→ **AIM OF THE TASK**: Identify and pull out each line of the entries in which "regular" occurs.
-- START DATA SHOWN --
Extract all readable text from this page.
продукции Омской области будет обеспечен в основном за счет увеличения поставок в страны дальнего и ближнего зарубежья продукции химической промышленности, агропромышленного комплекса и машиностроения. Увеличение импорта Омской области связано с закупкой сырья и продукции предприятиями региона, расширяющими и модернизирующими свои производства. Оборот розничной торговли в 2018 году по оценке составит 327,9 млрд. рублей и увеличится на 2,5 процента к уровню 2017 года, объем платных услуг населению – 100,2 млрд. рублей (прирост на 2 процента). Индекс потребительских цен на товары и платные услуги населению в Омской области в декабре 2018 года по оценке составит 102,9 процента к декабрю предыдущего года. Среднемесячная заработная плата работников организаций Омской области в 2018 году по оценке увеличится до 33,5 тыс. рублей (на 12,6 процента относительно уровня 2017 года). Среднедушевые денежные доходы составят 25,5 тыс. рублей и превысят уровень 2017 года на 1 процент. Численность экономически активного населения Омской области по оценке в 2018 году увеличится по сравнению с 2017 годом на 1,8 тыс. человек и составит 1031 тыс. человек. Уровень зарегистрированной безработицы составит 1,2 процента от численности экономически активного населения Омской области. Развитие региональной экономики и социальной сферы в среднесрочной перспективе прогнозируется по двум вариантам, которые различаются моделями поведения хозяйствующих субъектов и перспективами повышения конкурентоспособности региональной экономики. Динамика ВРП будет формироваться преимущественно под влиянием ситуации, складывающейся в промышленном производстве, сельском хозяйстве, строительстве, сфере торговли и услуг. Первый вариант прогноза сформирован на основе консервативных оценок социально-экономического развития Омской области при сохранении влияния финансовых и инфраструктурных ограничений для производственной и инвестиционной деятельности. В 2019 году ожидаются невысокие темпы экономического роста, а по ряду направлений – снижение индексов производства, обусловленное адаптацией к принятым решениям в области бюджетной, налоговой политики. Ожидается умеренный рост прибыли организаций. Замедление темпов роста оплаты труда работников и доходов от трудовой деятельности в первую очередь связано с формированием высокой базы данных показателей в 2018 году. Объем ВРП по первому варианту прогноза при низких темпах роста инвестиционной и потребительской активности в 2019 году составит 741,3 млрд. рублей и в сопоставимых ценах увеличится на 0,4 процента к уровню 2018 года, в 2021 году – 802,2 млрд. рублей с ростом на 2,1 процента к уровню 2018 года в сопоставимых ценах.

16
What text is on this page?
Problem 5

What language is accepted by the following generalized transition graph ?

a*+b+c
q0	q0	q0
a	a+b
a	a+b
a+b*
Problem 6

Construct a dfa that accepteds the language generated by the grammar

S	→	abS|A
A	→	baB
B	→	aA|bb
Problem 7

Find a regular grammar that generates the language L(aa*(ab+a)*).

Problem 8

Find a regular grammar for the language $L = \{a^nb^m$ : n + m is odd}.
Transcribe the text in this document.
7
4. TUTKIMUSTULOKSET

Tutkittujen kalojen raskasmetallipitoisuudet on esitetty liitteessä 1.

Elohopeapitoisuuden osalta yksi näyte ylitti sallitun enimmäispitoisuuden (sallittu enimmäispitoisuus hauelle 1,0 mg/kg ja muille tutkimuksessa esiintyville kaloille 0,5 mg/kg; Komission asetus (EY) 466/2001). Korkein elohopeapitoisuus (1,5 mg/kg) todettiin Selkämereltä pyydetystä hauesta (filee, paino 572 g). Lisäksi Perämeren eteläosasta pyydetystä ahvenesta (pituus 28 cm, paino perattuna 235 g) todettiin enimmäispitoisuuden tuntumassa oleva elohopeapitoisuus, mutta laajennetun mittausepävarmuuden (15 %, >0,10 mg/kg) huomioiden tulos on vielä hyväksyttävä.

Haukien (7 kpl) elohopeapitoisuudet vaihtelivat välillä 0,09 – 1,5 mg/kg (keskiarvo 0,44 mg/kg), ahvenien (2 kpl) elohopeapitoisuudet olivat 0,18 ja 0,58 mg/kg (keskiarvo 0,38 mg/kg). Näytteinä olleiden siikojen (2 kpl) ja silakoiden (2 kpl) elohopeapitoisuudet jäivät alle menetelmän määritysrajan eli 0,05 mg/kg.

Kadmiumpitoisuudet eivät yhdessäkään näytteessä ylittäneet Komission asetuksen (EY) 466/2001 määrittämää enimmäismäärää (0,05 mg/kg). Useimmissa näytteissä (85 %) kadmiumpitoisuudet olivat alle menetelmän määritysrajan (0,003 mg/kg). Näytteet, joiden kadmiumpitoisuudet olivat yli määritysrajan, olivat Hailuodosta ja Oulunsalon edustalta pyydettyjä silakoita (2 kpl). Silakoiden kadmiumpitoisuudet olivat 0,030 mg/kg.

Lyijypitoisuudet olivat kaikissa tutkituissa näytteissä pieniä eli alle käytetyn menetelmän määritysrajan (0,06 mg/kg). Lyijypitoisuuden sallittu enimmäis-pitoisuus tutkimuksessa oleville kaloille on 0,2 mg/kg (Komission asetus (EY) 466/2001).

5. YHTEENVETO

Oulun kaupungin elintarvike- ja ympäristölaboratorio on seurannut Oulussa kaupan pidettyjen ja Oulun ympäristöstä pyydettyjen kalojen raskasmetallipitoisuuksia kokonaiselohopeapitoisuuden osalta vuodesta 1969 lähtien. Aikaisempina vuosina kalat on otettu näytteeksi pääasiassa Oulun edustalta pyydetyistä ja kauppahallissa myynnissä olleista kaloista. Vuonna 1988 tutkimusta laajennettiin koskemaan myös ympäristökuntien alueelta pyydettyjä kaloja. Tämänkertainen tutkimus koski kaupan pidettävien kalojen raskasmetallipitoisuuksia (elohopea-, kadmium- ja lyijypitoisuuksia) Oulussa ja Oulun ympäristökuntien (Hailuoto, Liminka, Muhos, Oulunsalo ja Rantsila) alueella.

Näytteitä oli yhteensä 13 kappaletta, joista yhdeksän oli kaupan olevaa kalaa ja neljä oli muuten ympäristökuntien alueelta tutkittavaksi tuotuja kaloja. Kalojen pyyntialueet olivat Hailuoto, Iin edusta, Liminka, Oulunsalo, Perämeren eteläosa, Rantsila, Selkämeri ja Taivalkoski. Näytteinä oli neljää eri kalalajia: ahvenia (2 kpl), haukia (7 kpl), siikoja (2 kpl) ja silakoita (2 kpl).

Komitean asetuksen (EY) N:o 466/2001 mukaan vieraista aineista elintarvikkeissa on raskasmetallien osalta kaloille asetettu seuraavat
-- END DATA SHOWN --
→ **SOLUTION TO THE PROBLEM**:
Find a regular grammar that generates the language L(aa*(ab+a)*).
Find a regular grammar for the language $L = \{a^nb^m$ : n + m is odd}.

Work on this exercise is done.